-------- Provided material --------

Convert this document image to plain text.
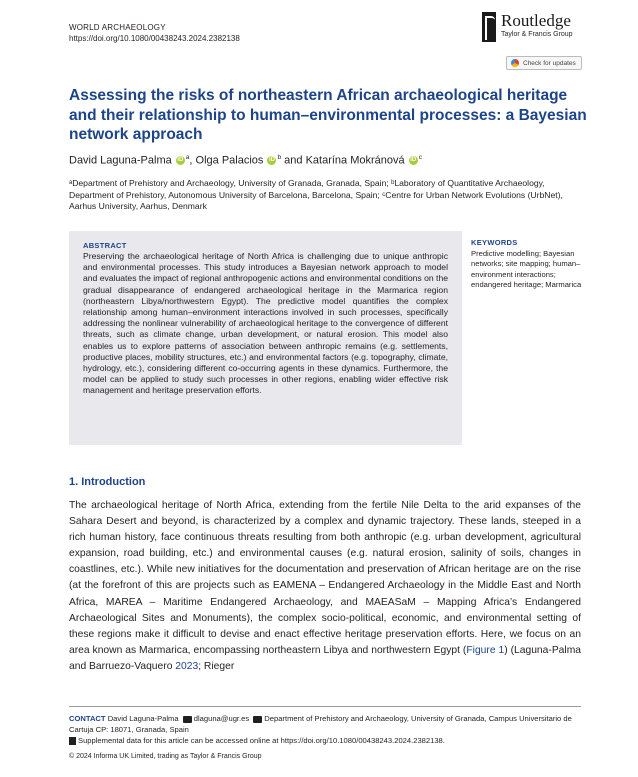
WORLD ARCHAEOLOGY
https://doi.org/10.1080/00438243.2024.2382138
Routledge
Taylor & Francis Group
Check for updates
Assessing the risks of northeastern African archaeological heritage and their relationship to human–environmental processes: a Bayesian network approach
David Laguna-Palma iD $^a$, Olga Palacios iD $^b$ and Katarína Mokránová iD $^c$

ᵃDepartment of Prehistory and Archaeology, University of Granada, Granada, Spain; ᵇLaboratory of Quantitative Archaeology, Department of Prehistory, Autonomous University of Barcelona, Barcelona, Spain; ᶜCentre for Urban Network Evolutions (UrbNet), Aarhus University, Aarhus, Denmark

ABSTRACT

Preserving the archaeological heritage of North Africa is challenging due to unique anthropic and environmental processes. This study introduces a Bayesian network approach to model and evaluates the impact of regional anthropogenic actions and environmental conditions on the gradual disappearance of endangered archaeological heritage in the Marmarica region (northeastern Libya/northwestern Egypt). The predictive model quantifies the complex relationship among human–environment interactions involved in such processes, specifically addressing the nonlinear vulnerability of archaeological heritage to the convergence of different threats, such as climate change, urban development, or natural erosion. This model also enables us to explore patterns of association between anthropic remains (e.g. settlements, productive places, mobility structures, etc.) and environmental factors (e.g. topography, climate, hydrology, etc.), considering different co-occurring agents in these dynamics. Furthermore, the model can be applied to study such processes in other regions, enabling wider effective risk management and heritage preservation efforts.

KEYWORDS

Predictive modelling; Bayesian networks; site mapping; human–environment interactions; endangered heritage; Marmarica

1. Introduction

The archaeological heritage of North Africa, extending from the fertile Nile Delta to the arid expanses of the Sahara Desert and beyond, is characterized by a complex and dynamic trajectory. These lands, steeped in a rich human history, face continuous threats resulting from both anthropic (e.g. urban development, agricultural expansion, road building, etc.) and environmental causes (e.g. natural erosion, salinity of soils, changes in coastlines, etc.). While new initiatives for the documentation and preservation of African heritage are on the rise (at the forefront of this are projects such as EAMENA – Endangered Archaeology in the Middle East and North Africa, MAREA – Maritime Endangered Archaeology, and MAEASaM – Mapping Africa’s Endangered Archaeological Sites and Monuments), the complex socio-political, economic, and environmental setting of these regions make it difficult to devise and enact effective heritage preservation efforts. Here, we focus on an area known as Marmarica, encompassing northeastern Libya and northwestern Egypt (Figure 1) (Laguna-Palma and Barruezo-Vaquero 2023; Rieger

CONTACT David Laguna-Palma dlaguna@ugr.es Department of Prehistory and Archaeology, University of Granada, Campus Universitario de Cartuja CP: 18071, Granada, Spain
Supplemental data for this article can be accessed online at https://doi.org/10.1080/00438243.2024.2382138.
© 2024 Informa UK Limited, trading as Taylor & Francis Group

--------

Set exercise -
Make an exact copy of the whole listing, but don't bring over any pictures.

Reply -
Convert this document image to plain text.
WORLD ARCHAEOLOGY
https://doi.org/10.1080/00438243.2024.2382138
Routledge
Taylor & Francis Group
Check for updates
Assessing the risks of northeastern African archaeological heritage and their relationship to human–environmental processes: a Bayesian network approach
David Laguna-Palma iD $^a$, Olga Palacios iD $^b$ and Katarína Mokránová iD $^c$

ᵃDepartment of Prehistory and Archaeology, University of Granada, Granada, Spain; ᵇLaboratory of Quantitative Archaeology, Department of Prehistory, Autonomous University of Barcelona, Barcelona, Spain; ᶜCentre for Urban Network Evolutions (UrbNet), Aarhus University, Aarhus, Denmark

ABSTRACT

Preserving the archaeological heritage of North Africa is challenging due to unique anthropic and environmental processes. This study introduces a Bayesian network approach to model and evaluates the impact of regional anthropogenic actions and environmental conditions on the gradual disappearance of endangered archaeological heritage in the Marmarica region (northeastern Libya/northwestern Egypt). The predictive model quantifies the complex relationship among human–environment interactions involved in such processes, specifically addressing the nonlinear vulnerability of archaeological heritage to the convergence of different threats, such as climate change, urban development, or natural erosion. This model also enables us to explore patterns of association between anthropic remains (e.g. settlements, productive places, mobility structures, etc.) and environmental factors (e.g. topography, climate, hydrology, etc.), considering different co-occurring agents in these dynamics. Furthermore, the model can be applied to study such processes in other regions, enabling wider effective risk management and heritage preservation efforts.

KEYWORDS

Predictive modelling; Bayesian networks; site mapping; human–environment interactions; endangered heritage; Marmarica

1. Introduction

The archaeological heritage of North Africa, extending from the fertile Nile Delta to the arid expanses of the Sahara Desert and beyond, is characterized by a complex and dynamic trajectory. These lands, steeped in a rich human history, face continuous threats resulting from both anthropic (e.g. urban development, agricultural expansion, road building, etc.) and environmental causes (e.g. natural erosion, salinity of soils, changes in coastlines, etc.). While new initiatives for the documentation and preservation of African heritage are on the rise (at the forefront of this are projects such as EAMENA – Endangered Archaeology in the Middle East and North Africa, MAREA – Maritime Endangered Archaeology, and MAEASaM – Mapping Africa’s Endangered Archaeological Sites and Monuments), the complex socio-political, economic, and environmental setting of these regions make it difficult to devise and enact effective heritage preservation efforts. Here, we focus on an area known as Marmarica, encompassing northeastern Libya and northwestern Egypt (Figure 1) (Laguna-Palma and Barruezo-Vaquero 2023; Rieger

CONTACT David Laguna-Palma dlaguna@ugr.es Department of Prehistory and Archaeology, University of Granada, Campus Universitario de Cartuja CP: 18071, Granada, Spain
Supplemental data for this article can be accessed online at https://doi.org/10.1080/00438243.2024.2382138.
© 2024 Informa UK Limited, trading as Taylor & Francis Group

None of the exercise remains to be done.